What is being asked
Retype the material below. Keep every word exactly as it is.

--------------------

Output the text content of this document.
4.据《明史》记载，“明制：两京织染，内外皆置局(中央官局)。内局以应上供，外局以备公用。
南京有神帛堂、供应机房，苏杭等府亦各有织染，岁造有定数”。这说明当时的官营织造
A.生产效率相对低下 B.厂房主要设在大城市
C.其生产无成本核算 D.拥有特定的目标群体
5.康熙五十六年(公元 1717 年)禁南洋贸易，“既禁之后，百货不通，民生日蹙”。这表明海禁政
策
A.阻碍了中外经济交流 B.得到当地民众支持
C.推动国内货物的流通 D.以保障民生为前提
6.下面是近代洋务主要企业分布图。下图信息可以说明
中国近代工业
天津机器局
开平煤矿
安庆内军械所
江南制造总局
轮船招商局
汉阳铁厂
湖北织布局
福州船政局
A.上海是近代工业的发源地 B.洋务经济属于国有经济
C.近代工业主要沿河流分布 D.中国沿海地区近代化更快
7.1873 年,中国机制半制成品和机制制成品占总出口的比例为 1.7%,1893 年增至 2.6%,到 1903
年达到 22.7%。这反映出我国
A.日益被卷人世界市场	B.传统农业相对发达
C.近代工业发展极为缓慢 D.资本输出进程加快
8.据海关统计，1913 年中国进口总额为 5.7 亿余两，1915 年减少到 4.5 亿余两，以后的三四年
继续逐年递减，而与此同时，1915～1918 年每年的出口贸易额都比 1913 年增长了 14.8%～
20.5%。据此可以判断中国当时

--------------------

Output
Output the text content of this document.
4.据《明史》记载，“明制：两京织染，内外皆置局(中央官局)。内局以应上供，外局以备公用。
南京有神帛堂、供应机房，苏杭等府亦各有织染，岁造有定数”。这说明当时的官营织造
A.生产效率相对低下 B.厂房主要设在大城市
C.其生产无成本核算 D.拥有特定的目标群体
5.康熙五十六年(公元 1717 年)禁南洋贸易，“既禁之后，百货不通，民生日蹙”。这表明海禁政
策
A.阻碍了中外经济交流 B.得到当地民众支持
C.推动国内货物的流通 D.以保障民生为前提
6.下面是近代洋务主要企业分布图。下图信息可以说明
中国近代工业
天津机器局
开平煤矿
安庆内军械所
江南制造总局
轮船招商局
汉阳铁厂
湖北织布局
福州船政局
A.上海是近代工业的发源地 B.洋务经济属于国有经济
C.近代工业主要沿河流分布 D.中国沿海地区近代化更快
7.1873 年,中国机制半制成品和机制制成品占总出口的比例为 1.7%,1893 年增至 2.6%,到 1903
年达到 22.7%。这反映出我国
A.日益被卷人世界市场	B.传统农业相对发达
C.近代工业发展极为缓慢 D.资本输出进程加快
8.据海关统计，1913 年中国进口总额为 5.7 亿余两，1915 年减少到 4.5 亿余两，以后的三四年
继续逐年递减，而与此同时，1915～1918 年每年的出口贸易额都比 1913 年增长了 14.8%～
20.5%。据此可以判断中国当时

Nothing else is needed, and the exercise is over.